**What you should do**
Would you print all of the records below exactly, without skipping any?

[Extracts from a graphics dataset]
# # # #

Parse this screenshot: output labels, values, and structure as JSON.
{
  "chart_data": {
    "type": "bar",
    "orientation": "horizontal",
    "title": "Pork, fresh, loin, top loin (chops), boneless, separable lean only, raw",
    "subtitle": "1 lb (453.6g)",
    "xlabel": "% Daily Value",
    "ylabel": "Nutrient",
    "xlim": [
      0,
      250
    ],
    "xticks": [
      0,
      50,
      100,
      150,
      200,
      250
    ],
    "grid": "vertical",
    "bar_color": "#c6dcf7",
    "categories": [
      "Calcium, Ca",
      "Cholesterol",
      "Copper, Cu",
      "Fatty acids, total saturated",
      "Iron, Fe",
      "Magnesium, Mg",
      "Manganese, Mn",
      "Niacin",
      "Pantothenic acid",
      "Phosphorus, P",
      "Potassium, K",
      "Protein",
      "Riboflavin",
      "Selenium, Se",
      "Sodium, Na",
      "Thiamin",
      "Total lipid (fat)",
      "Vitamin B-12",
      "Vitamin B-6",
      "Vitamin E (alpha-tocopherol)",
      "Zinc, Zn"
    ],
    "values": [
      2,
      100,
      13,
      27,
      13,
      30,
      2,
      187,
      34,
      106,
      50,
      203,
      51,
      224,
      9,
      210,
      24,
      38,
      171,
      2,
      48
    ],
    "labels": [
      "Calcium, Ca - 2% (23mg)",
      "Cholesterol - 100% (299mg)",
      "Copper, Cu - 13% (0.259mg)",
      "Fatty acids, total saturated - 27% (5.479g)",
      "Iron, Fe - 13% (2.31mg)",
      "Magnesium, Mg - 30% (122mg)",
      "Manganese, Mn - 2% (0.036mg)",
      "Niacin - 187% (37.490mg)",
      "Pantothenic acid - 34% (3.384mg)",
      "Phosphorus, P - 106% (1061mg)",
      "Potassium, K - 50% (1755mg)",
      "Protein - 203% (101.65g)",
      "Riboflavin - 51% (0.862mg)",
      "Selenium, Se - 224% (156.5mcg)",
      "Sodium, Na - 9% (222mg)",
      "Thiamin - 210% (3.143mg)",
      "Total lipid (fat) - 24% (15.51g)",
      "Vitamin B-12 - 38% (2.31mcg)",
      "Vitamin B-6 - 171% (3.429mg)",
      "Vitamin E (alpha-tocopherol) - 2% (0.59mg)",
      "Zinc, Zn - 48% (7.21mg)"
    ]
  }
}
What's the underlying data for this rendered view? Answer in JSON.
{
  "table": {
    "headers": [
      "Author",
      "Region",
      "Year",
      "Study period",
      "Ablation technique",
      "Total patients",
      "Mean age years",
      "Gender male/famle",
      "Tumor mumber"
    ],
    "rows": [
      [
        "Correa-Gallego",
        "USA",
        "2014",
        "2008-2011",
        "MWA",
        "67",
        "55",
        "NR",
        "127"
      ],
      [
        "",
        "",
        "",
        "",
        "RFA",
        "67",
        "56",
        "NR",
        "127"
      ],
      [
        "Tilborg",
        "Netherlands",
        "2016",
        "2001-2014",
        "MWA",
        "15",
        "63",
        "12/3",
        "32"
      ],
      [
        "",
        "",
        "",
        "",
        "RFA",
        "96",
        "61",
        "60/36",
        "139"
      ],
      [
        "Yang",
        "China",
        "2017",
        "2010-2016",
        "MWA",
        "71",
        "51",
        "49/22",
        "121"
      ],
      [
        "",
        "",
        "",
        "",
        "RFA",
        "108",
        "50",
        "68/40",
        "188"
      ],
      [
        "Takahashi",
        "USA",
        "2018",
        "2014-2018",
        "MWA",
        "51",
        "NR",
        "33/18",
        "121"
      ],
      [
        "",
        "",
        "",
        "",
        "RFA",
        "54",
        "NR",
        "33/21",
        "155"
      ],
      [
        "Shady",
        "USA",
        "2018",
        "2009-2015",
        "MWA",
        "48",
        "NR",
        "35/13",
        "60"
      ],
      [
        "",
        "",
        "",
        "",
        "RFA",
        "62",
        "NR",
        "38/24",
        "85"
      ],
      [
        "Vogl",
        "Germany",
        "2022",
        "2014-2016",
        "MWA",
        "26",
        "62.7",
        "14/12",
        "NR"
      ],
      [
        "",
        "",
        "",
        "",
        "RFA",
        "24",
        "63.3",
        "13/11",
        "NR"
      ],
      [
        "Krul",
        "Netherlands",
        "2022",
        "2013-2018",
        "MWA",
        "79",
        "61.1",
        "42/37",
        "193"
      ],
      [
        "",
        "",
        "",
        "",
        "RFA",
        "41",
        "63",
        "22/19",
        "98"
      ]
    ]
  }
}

# # # #

**Your solution**
Parse this screenshot: output labels, values, and structure as JSON.
{
  "chart_data": {
    "type": "bar",
    "orientation": "horizontal",
    "title": "Pork, fresh, loin, top loin (chops), boneless, separable lean only, raw",
    "subtitle": "1 lb (453.6g)",
    "xlabel": "% Daily Value",
    "ylabel": "Nutrient",
    "xlim": [
      0,
      250
    ],
    "xticks": [
      0,
      50,
      100,
      150,
      200,
      250
    ],
    "grid": "vertical",
    "bar_color": "#c6dcf7",
    "categories": [
      "Calcium, Ca",
      "Cholesterol",
      "Copper, Cu",
      "Fatty acids, total saturated",
      "Iron, Fe",
      "Magnesium, Mg",
      "Manganese, Mn",
      "Niacin",
      "Pantothenic acid",
      "Phosphorus, P",
      "Potassium, K",
      "Protein",
      "Riboflavin",
      "Selenium, Se",
      "Sodium, Na",
      "Thiamin",
      "Total lipid (fat)",
      "Vitamin B-12",
      "Vitamin B-6",
      "Vitamin E (alpha-tocopherol)",
      "Zinc, Zn"
    ],
    "values": [
      2,
      100,
      13,
      27,
      13,
      30,
      2,
      187,
      34,
      106,
      50,
      203,
      51,
      224,
      9,
      210,
      24,
      38,
      171,
      2,
      48
    ],
    "labels": [
      "Calcium, Ca - 2% (23mg)",
      "Cholesterol - 100% (299mg)",
      "Copper, Cu - 13% (0.259mg)",
      "Fatty acids, total saturated - 27% (5.479g)",
      "Iron, Fe - 13% (2.31mg)",
      "Magnesium, Mg - 30% (122mg)",
      "Manganese, Mn - 2% (0.036mg)",
      "Niacin - 187% (37.490mg)",
      "Pantothenic acid - 34% (3.384mg)",
      "Phosphorus, P - 106% (1061mg)",
      "Potassium, K - 50% (1755mg)",
      "Protein - 203% (101.65g)",
      "Riboflavin - 51% (0.862mg)",
      "Selenium, Se - 224% (156.5mcg)",
      "Sodium, Na - 9% (222mg)",
      "Thiamin - 210% (3.143mg)",
      "Total lipid (fat) - 24% (15.51g)",
      "Vitamin B-12 - 38% (2.31mcg)",
      "Vitamin B-6 - 171% (3.429mg)",
      "Vitamin E (alpha-tocopherol) - 2% (0.59mg)",
      "Zinc, Zn - 48% (7.21mg)"
    ]
  }
}
What's the underlying data for this rendered view? Answer in JSON.
{
  "table": {
    "headers": [
      "Author",
      "Region",
      "Year",
      "Study period",
      "Ablation technique",
      "Total patients",
      "Mean age years",
      "Gender male/famle",
      "Tumor mumber"
    ],
    "rows": [
      [
        "Correa-Gallego",
        "USA",
        "2014",
        "2008-2011",
        "MWA",
        "67",
        "55",
        "NR",
        "127"
      ],
      [
        "",
        "",
        "",
        "",
        "RFA",
        "67",
        "56",
        "NR",
        "127"
      ],
      [
        "Tilborg",
        "Netherlands",
        "2016",
        "2001-2014",
        "MWA",
        "15",
        "63",
        "12/3",
        "32"
      ],
      [
        "",
        "",
        "",
        "",
        "RFA",
        "96",
        "61",
        "60/36",
        "139"
      ],
      [
        "Yang",
        "China",
        "2017",
        "2010-2016",
        "MWA",
        "71",
        "51",
        "49/22",
        "121"
      ],
      [
        "",
        "",
        "",
        "",
        "RFA",
        "108",
        "50",
        "68/40",
        "188"
      ],
      [
        "Takahashi",
        "USA",
        "2018",
        "2014-2018",
        "MWA",
        "51",
        "NR",
        "33/18",
        "121"
      ],
      [
        "",
        "",
        "",
        "",
        "RFA",
        "54",
        "NR",
        "33/21",
        "155"
      ],
      [
        "Shady",
        "USA",
        "2018",
        "2009-2015",
        "MWA",
        "48",
        "NR",
        "35/13",
        "60"
      ],
      [
        "",
        "",
        "",
        "",
        "RFA",
        "62",
        "NR",
        "38/24",
        "85"
      ],
      [
        "Vogl",
        "Germany",
        "2022",
        "2014-2016",
        "MWA",
        "26",
        "62.7",
        "14/12",
        "NR"
      ],
      [
        "",
        "",
        "",
        "",
        "RFA",
        "24",
        "63.3",
        "13/11",
        "NR"
      ],
      [
        "Krul",
        "Netherlands",
        "2022",
        "2013-2018",
        "MWA",
        "79",
        "61.1",
        "42/37",
        "193"
      ],
      [
        "",
        "",
        "",
        "",
        "RFA",
        "41",
        "63",
        "22/19",
        "98"
      ]
    ]
  }
}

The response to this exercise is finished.